-- Aim of the task --
Do any lines in the data below contain "screenshot"? If so, copy every one of them.

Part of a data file
═══

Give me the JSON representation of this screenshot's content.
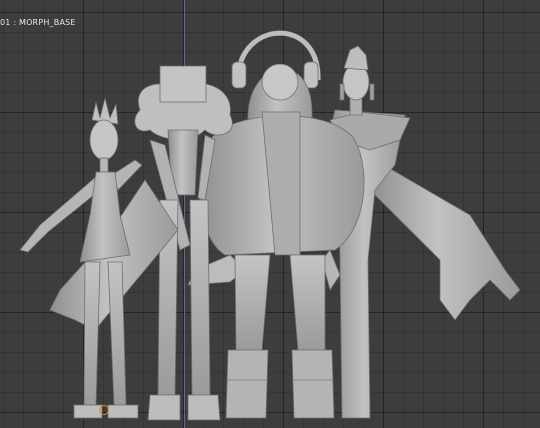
{
  "viewport": {
    "object_label": "01 : MORPH_BASE",
    "axis_color": "#5b77a8",
    "background": "#3d3d3d",
    "model_color": "#b9b9b9",
    "origin_color": "#e28a2c"
  },
  "icons": {
    "origin": "origin-marker-icon"
  }
}
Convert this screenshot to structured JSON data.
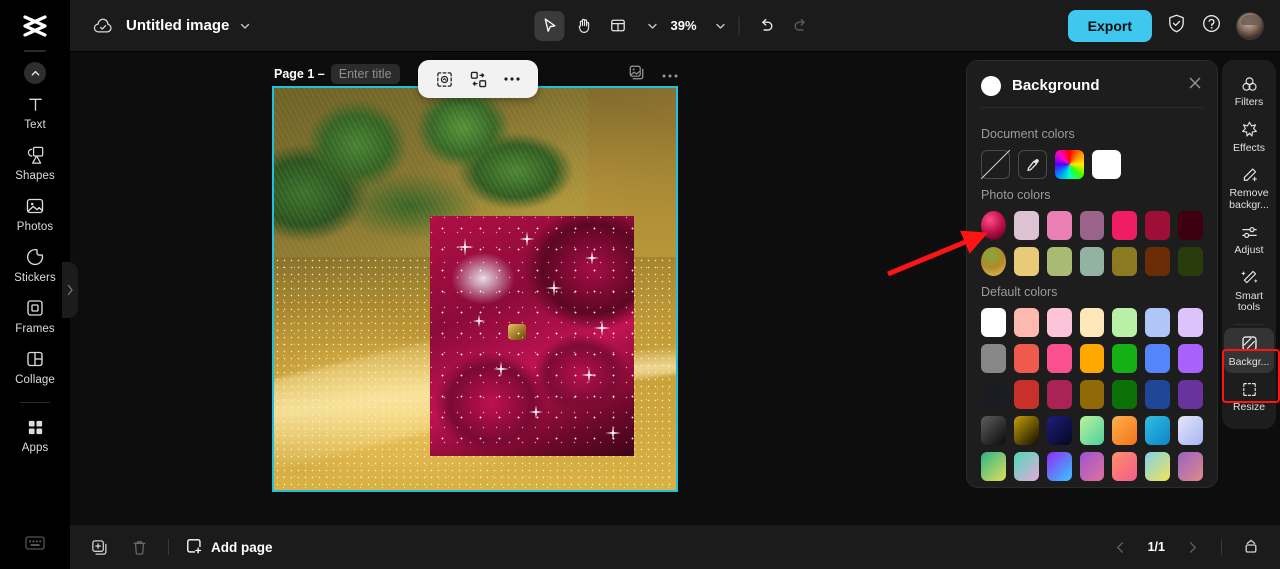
{
  "app": {
    "logo_icon": "capcut-logo-icon"
  },
  "topbar": {
    "cloud_icon": "cloud-saved-icon",
    "doc_title": "Untitled image",
    "title_chevron_icon": "chevron-down-icon",
    "select_tool_icon": "cursor-arrow-icon",
    "hand_tool_icon": "hand-pan-icon",
    "layout_tool_icon": "layout-panel-icon",
    "layout_chevron_icon": "chevron-down-icon",
    "zoom_value": "39%",
    "zoom_chevron_icon": "chevron-down-icon",
    "undo_icon": "undo-icon",
    "redo_icon": "redo-icon",
    "export_label": "Export",
    "shield_icon": "shield-check-icon",
    "help_icon": "question-circle-icon",
    "avatar_name": "user-avatar"
  },
  "sidebar": {
    "collapse_icon": "chevron-up-icon",
    "expand_icon": "chevron-right-icon",
    "items": [
      {
        "label": "Text",
        "icon": "text-icon"
      },
      {
        "label": "Shapes",
        "icon": "shapes-icon"
      },
      {
        "label": "Photos",
        "icon": "photos-icon"
      },
      {
        "label": "Stickers",
        "icon": "stickers-icon"
      },
      {
        "label": "Frames",
        "icon": "frames-icon"
      },
      {
        "label": "Collage",
        "icon": "collage-icon"
      },
      {
        "label": "Apps",
        "icon": "apps-grid-icon"
      }
    ],
    "bottom_icon": "keyboard-shortcuts-icon"
  },
  "canvas": {
    "page_label": "Page 1 –",
    "title_placeholder": "Enter title",
    "duplicate_page_icon": "duplicate-page-icon",
    "page_more_icon": "more-horizontal-icon",
    "float_toolbar": [
      {
        "icon": "cutout-select-icon"
      },
      {
        "icon": "replace-media-icon"
      },
      {
        "icon": "more-horizontal-icon"
      }
    ],
    "selection_color": "#1fc0e0"
  },
  "background_panel": {
    "title": "Background",
    "swatch_icon": "current-background-swatch",
    "close_icon": "close-icon",
    "sections": [
      {
        "label": "Document colors",
        "swatches": [
          {
            "type": "none",
            "name": "no-color-swatch",
            "color": "transparent"
          },
          {
            "type": "picker",
            "name": "eyedropper-swatch",
            "color": "transparent"
          },
          {
            "type": "wheel",
            "name": "color-wheel-swatch",
            "color": "rainbow"
          },
          {
            "type": "solid",
            "name": "color-swatch",
            "color": "#ffffff"
          }
        ]
      },
      {
        "label": "Photo colors",
        "rows": [
          [
            {
              "type": "photo",
              "name": "photo-thumb-swatch",
              "color": "#b01048"
            },
            {
              "type": "solid",
              "name": "color-swatch",
              "color": "#dcc2d3"
            },
            {
              "type": "solid",
              "name": "color-swatch",
              "color": "#ea7fb6"
            },
            {
              "type": "solid",
              "name": "color-swatch",
              "color": "#9a6389"
            },
            {
              "type": "solid",
              "name": "color-swatch",
              "color": "#ef1d63"
            },
            {
              "type": "solid",
              "name": "color-swatch",
              "color": "#9d0f37"
            },
            {
              "type": "solid",
              "name": "color-swatch",
              "color": "#3e0011"
            }
          ],
          [
            {
              "type": "photo",
              "name": "photo-thumb-swatch",
              "color": "#a98632"
            },
            {
              "type": "solid",
              "name": "color-swatch",
              "color": "#e9cb77"
            },
            {
              "type": "solid",
              "name": "color-swatch",
              "color": "#a9bb73"
            },
            {
              "type": "solid",
              "name": "color-swatch",
              "color": "#92b3a2"
            },
            {
              "type": "solid",
              "name": "color-swatch",
              "color": "#8b7a22"
            },
            {
              "type": "solid",
              "name": "color-swatch",
              "color": "#6a2d06"
            },
            {
              "type": "solid",
              "name": "color-swatch",
              "color": "#2a3b0c"
            }
          ]
        ]
      },
      {
        "label": "Default colors",
        "rows": [
          [
            {
              "type": "solid",
              "name": "color-swatch",
              "color": "#ffffff"
            },
            {
              "type": "solid",
              "name": "color-swatch",
              "color": "#fdb8b0"
            },
            {
              "type": "solid",
              "name": "color-swatch",
              "color": "#fdc3d9"
            },
            {
              "type": "solid",
              "name": "color-swatch",
              "color": "#ffe7bc"
            },
            {
              "type": "solid",
              "name": "color-swatch",
              "color": "#b8f0a8"
            },
            {
              "type": "solid",
              "name": "color-swatch",
              "color": "#b0c6f8"
            },
            {
              "type": "solid",
              "name": "color-swatch",
              "color": "#dcc3fb"
            }
          ],
          [
            {
              "type": "solid",
              "name": "color-swatch",
              "color": "#878787"
            },
            {
              "type": "solid",
              "name": "color-swatch",
              "color": "#ef5a4f"
            },
            {
              "type": "solid",
              "name": "color-swatch",
              "color": "#fb5090"
            },
            {
              "type": "solid",
              "name": "color-swatch",
              "color": "#ffa800"
            },
            {
              "type": "solid",
              "name": "color-swatch",
              "color": "#14b014"
            },
            {
              "type": "solid",
              "name": "color-swatch",
              "color": "#5585fb"
            },
            {
              "type": "solid",
              "name": "color-swatch",
              "color": "#a961fb"
            }
          ],
          [
            {
              "type": "solid",
              "name": "color-swatch",
              "color": "#1a1c22"
            },
            {
              "type": "solid",
              "name": "color-swatch",
              "color": "#c8302c"
            },
            {
              "type": "solid",
              "name": "color-swatch",
              "color": "#ab2255"
            },
            {
              "type": "solid",
              "name": "color-swatch",
              "color": "#906a06"
            },
            {
              "type": "solid",
              "name": "color-swatch",
              "color": "#0a7207"
            },
            {
              "type": "solid",
              "name": "color-swatch",
              "color": "#1f4697"
            },
            {
              "type": "solid",
              "name": "color-swatch",
              "color": "#68339c"
            }
          ],
          [
            {
              "type": "gradient",
              "name": "gradient-swatch",
              "color": "linear-gradient(135deg,#5e5e5e,#0a0a0a)"
            },
            {
              "type": "gradient",
              "name": "gradient-swatch",
              "color": "linear-gradient(135deg,#c6a008,#100c00)"
            },
            {
              "type": "gradient",
              "name": "gradient-swatch",
              "color": "linear-gradient(135deg,#1d1f7d,#060620)"
            },
            {
              "type": "gradient",
              "name": "gradient-swatch",
              "color": "linear-gradient(135deg,#b9f29a,#4fd0a0)"
            },
            {
              "type": "gradient",
              "name": "gradient-swatch",
              "color": "linear-gradient(135deg,#ffb14a,#f2721a)"
            },
            {
              "type": "gradient",
              "name": "gradient-swatch",
              "color": "linear-gradient(135deg,#32bde4,#0c84c8)"
            },
            {
              "type": "gradient",
              "name": "gradient-swatch",
              "color": "linear-gradient(135deg,#e6e4fb,#a6b6f2)"
            }
          ],
          [
            {
              "type": "gradient",
              "name": "gradient-swatch",
              "color": "linear-gradient(135deg,#2fb388,#e0e05a)"
            },
            {
              "type": "gradient",
              "name": "gradient-swatch",
              "color": "linear-gradient(135deg,#4ed9b1,#e7a8e0)"
            },
            {
              "type": "gradient",
              "name": "gradient-swatch",
              "color": "linear-gradient(135deg,#8f2bf5,#38c8ff)"
            },
            {
              "type": "gradient",
              "name": "gradient-swatch",
              "color": "linear-gradient(135deg,#9c55d2,#e0719a)"
            },
            {
              "type": "gradient",
              "name": "gradient-swatch",
              "color": "linear-gradient(135deg,#ff8f6a,#f25d8a)"
            },
            {
              "type": "gradient",
              "name": "gradient-swatch",
              "color": "linear-gradient(135deg,#7fd2e8,#f2e45a)"
            },
            {
              "type": "gradient",
              "name": "gradient-swatch",
              "color": "linear-gradient(135deg,#9a62c2,#e08a88)"
            }
          ]
        ]
      }
    ]
  },
  "right_rail": {
    "items": [
      {
        "label": "Filters",
        "icon": "filters-icon",
        "selected": false
      },
      {
        "label": "Effects",
        "icon": "effects-icon",
        "selected": false
      },
      {
        "label": "Remove\nbackgr...",
        "icon": "remove-background-icon",
        "selected": false
      },
      {
        "label": "Adjust",
        "icon": "adjust-sliders-icon",
        "selected": false
      },
      {
        "label": "Smart\ntools",
        "icon": "smart-tools-icon",
        "selected": false
      },
      {
        "label": "Backgr...",
        "icon": "background-icon",
        "selected": true
      },
      {
        "label": "Resize",
        "icon": "resize-icon",
        "selected": false
      }
    ],
    "highlight_color": "#ff1414"
  },
  "bottombar": {
    "duplicate_icon": "duplicate-icon",
    "delete_icon": "trash-icon",
    "add_page_icon": "add-page-icon",
    "add_page_label": "Add page",
    "prev_icon": "chevron-left-icon",
    "page_indicator": "1/1",
    "next_icon": "chevron-right-icon",
    "timeline_icon": "timeline-icon"
  },
  "annotation": {
    "arrow_name": "red-pointer-arrow",
    "color": "#ff1414"
  }
}
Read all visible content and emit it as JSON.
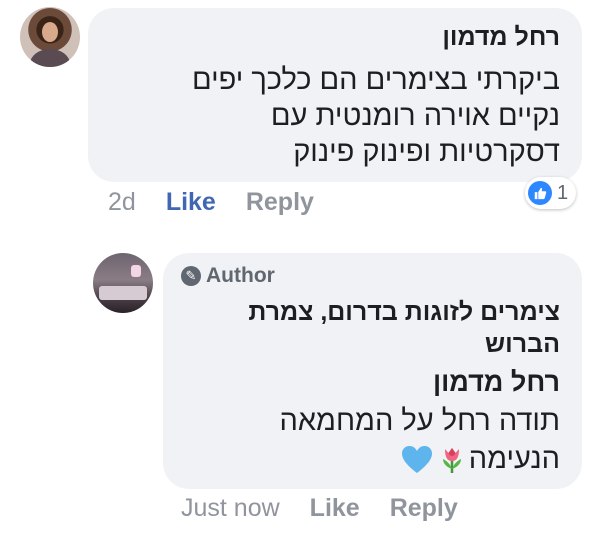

═══

-- Solution to this task --
Give me the JSON representation of this screenshot's content.
Convert this screenshot to structured JSON data.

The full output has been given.